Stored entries

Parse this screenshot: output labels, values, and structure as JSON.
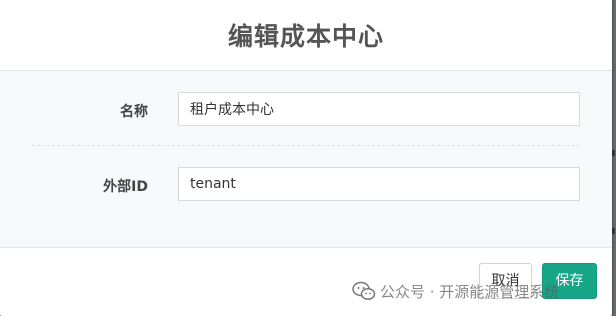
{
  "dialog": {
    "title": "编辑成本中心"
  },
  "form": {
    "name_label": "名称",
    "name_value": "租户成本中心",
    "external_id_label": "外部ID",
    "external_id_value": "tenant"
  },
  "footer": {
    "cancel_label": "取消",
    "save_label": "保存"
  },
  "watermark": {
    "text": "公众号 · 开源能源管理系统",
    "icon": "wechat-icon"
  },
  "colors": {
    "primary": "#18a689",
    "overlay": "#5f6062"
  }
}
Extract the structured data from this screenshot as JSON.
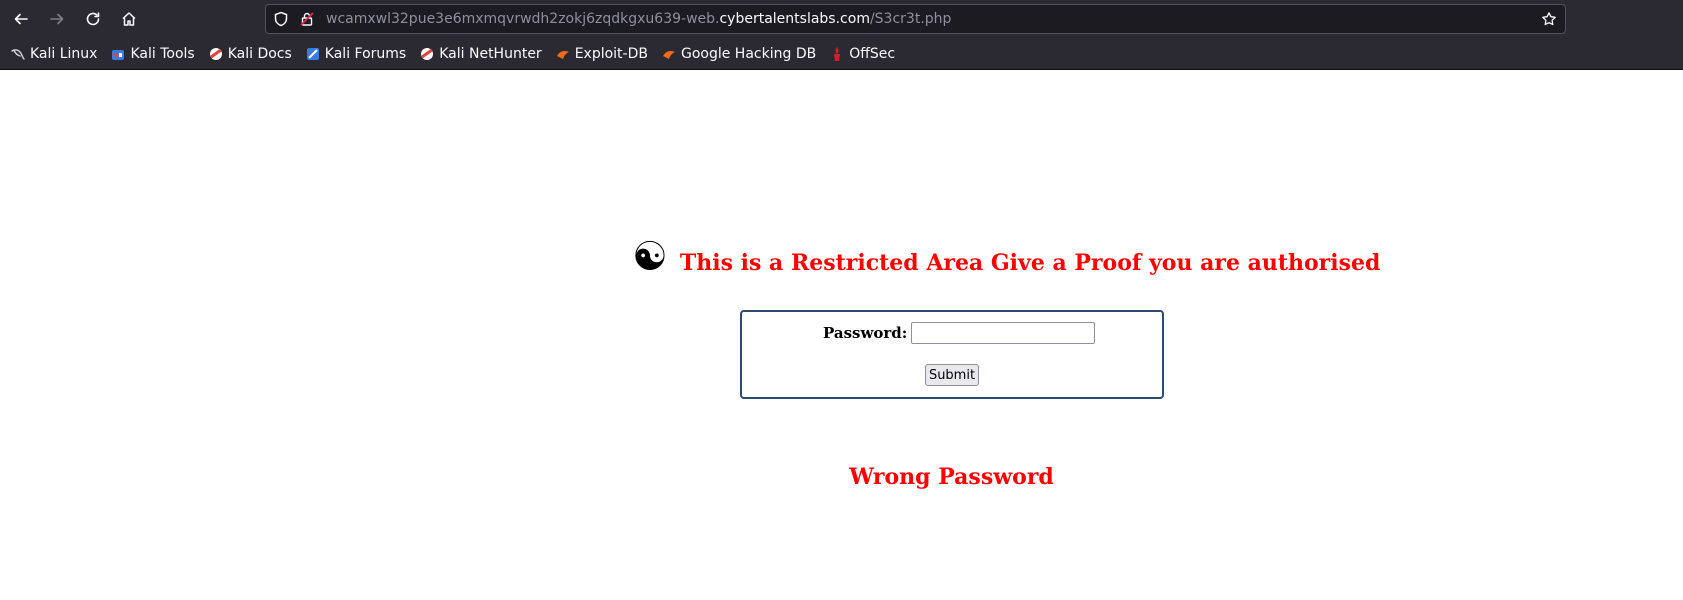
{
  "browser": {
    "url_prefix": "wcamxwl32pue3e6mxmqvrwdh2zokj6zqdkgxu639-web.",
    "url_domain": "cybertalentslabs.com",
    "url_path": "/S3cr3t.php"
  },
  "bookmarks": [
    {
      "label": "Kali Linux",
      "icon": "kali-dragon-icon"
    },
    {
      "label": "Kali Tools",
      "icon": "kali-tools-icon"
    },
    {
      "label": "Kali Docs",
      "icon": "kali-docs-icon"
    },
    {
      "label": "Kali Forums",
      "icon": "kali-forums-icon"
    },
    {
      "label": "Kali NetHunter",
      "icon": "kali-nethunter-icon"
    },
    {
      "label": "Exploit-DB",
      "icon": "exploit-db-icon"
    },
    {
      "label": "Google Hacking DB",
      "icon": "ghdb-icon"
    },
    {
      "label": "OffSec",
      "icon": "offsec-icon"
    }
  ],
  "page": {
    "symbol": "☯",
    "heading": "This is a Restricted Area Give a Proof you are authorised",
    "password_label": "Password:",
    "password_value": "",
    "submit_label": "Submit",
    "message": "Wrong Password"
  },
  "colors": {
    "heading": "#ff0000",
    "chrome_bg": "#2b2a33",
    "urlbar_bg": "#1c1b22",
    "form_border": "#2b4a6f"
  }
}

Problem » From the entries above, list each line with "JSON" in it.

Correct response »
Parse this screenshot: output labels, values, and structure as JSON.
Extract the structured data from this screenshot as JSON.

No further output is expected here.